Problem to solve:
Rewrite all of the records with each "bounding boxes" swapped for "box coordinates" and everything else kept the same. Leave the pictures out.

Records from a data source
— start —
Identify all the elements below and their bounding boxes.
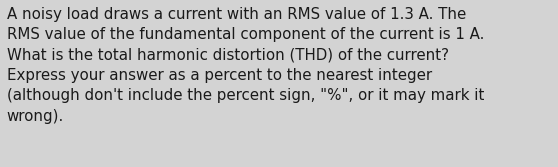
Text: A noisy load draws a current with an RMS value of 1.3 A. The
RMS value of the fu: A noisy load draws a current with an RMS… xyxy=(7,7,484,124)
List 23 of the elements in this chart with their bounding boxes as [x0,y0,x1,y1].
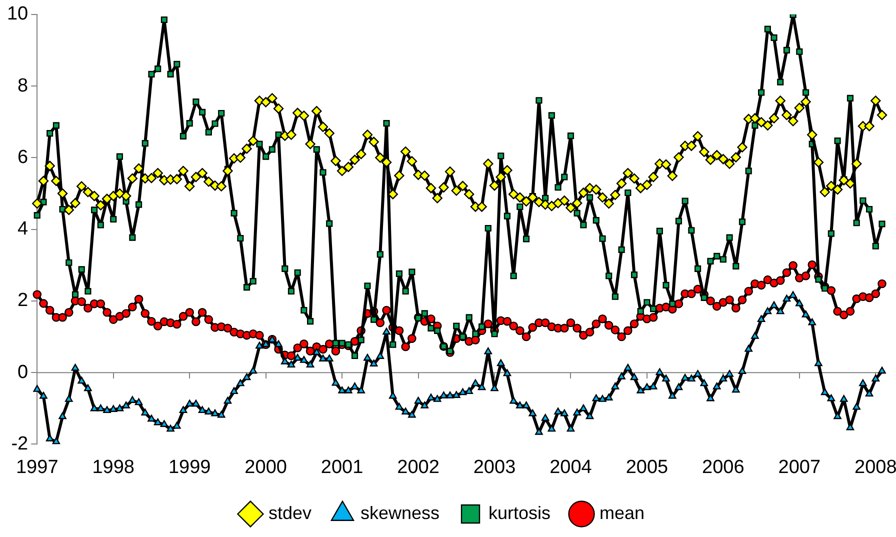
y-tick-label: 0 [18,362,28,383]
x-tick-label: 1997 [16,456,58,478]
legend-label: skewness [360,502,440,523]
y-tick-label: 8 [18,75,28,96]
y-tick-label: 4 [18,218,29,240]
y-tick-label: 6 [18,146,28,168]
x-tick-label: 2005 [626,456,668,478]
y-tick-label: 10 [6,4,28,25]
x-tick-label: 2004 [550,456,592,478]
x-tick-label: 2002 [397,456,440,478]
x-tick-label: 2003 [473,456,516,478]
legend-label: kurtosis [488,502,551,523]
x-tick-label: 2000 [244,456,287,478]
x-tick-label: 2008 [854,456,896,478]
y-tick-label: 2 [18,290,28,312]
x-tick-label: 2006 [702,456,744,478]
legend-label: stdev [268,502,312,523]
x-tick-label: 2001 [320,456,364,478]
legend-label: mean [600,502,645,523]
x-tick-label: 2007 [778,456,821,478]
x-tick-label: 1999 [168,456,211,478]
y-tick-label: -2 [11,433,28,454]
x-tick-label: 1998 [92,456,135,478]
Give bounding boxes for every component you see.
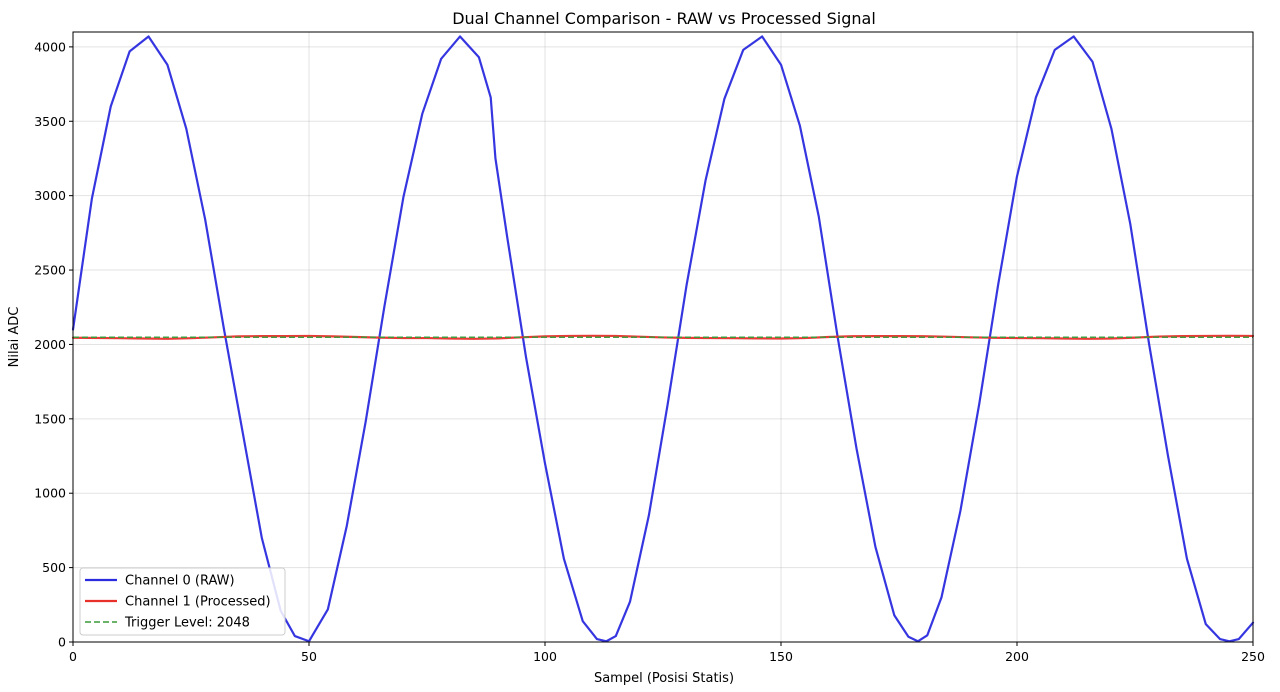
— end —
Output:
Identify all the elements below and their box coordinates.
Text: A noisy load draws a current with an RMS value of 1.3 A. The
RMS value of the fu: A noisy load draws a current with an RMS… xyxy=(7,7,484,124)
List 23 of the elements in this chart with their box coordinates as [x0,y0,x1,y1].
y-tick-label: 0 [18,362,28,383]
x-tick-label: 1997 [16,456,58,478]
legend-label: skewness [360,502,440,523]
y-tick-label: 8 [18,75,28,96]
y-tick-label: 4 [18,218,29,240]
y-tick-label: 6 [18,146,28,168]
x-tick-label: 2005 [626,456,668,478]
y-tick-label: 10 [6,4,28,25]
x-tick-label: 2004 [550,456,592,478]
x-tick-label: 2002 [397,456,440,478]
x-tick-label: 2003 [473,456,516,478]
legend-label: kurtosis [488,502,551,523]
x-tick-label: 2000 [244,456,287,478]
x-tick-label: 2008 [854,456,896,478]
y-tick-label: 2 [18,290,28,312]
x-tick-label: 2006 [702,456,744,478]
legend-label: stdev [268,502,312,523]
x-tick-label: 2001 [320,456,364,478]
legend-label: mean [600,502,645,523]
x-tick-label: 2007 [778,456,821,478]
x-tick-label: 1999 [168,456,211,478]
y-tick-label: -2 [11,433,28,454]
x-tick-label: 1998 [92,456,135,478]
Give box coordinates for every component you see.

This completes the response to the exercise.